#### Exercise aim
Look through the data below. Pick out the lines holding the string "дело".

Part of a data file
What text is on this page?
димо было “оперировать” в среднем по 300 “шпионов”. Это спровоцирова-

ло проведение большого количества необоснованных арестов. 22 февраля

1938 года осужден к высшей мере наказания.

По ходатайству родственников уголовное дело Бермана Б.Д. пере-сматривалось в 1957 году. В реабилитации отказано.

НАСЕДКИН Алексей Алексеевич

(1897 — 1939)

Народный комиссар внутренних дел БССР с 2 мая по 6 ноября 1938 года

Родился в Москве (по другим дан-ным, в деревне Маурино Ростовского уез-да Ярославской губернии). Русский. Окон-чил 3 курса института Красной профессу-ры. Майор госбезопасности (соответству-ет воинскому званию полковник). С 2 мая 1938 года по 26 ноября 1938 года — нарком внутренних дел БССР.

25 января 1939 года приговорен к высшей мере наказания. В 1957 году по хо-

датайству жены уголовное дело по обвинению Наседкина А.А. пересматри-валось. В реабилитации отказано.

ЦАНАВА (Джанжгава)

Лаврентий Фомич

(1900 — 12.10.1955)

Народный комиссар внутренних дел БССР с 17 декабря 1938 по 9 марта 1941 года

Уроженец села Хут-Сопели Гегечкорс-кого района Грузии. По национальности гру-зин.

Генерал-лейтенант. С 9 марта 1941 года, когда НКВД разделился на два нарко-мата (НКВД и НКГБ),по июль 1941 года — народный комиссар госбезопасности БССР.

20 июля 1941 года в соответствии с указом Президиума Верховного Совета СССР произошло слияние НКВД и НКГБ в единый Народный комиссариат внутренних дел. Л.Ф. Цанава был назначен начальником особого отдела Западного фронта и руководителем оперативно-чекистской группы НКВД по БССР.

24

#### Exercise response
По ходатайству родственников уголовное дело Бермана Б.Д. пере-сматривалось в 1957 году. В реабилитации отказано.
датайству жены уголовное дело по обвинению Наседкина А.А. пересматри-валось. В реабилитации отказано.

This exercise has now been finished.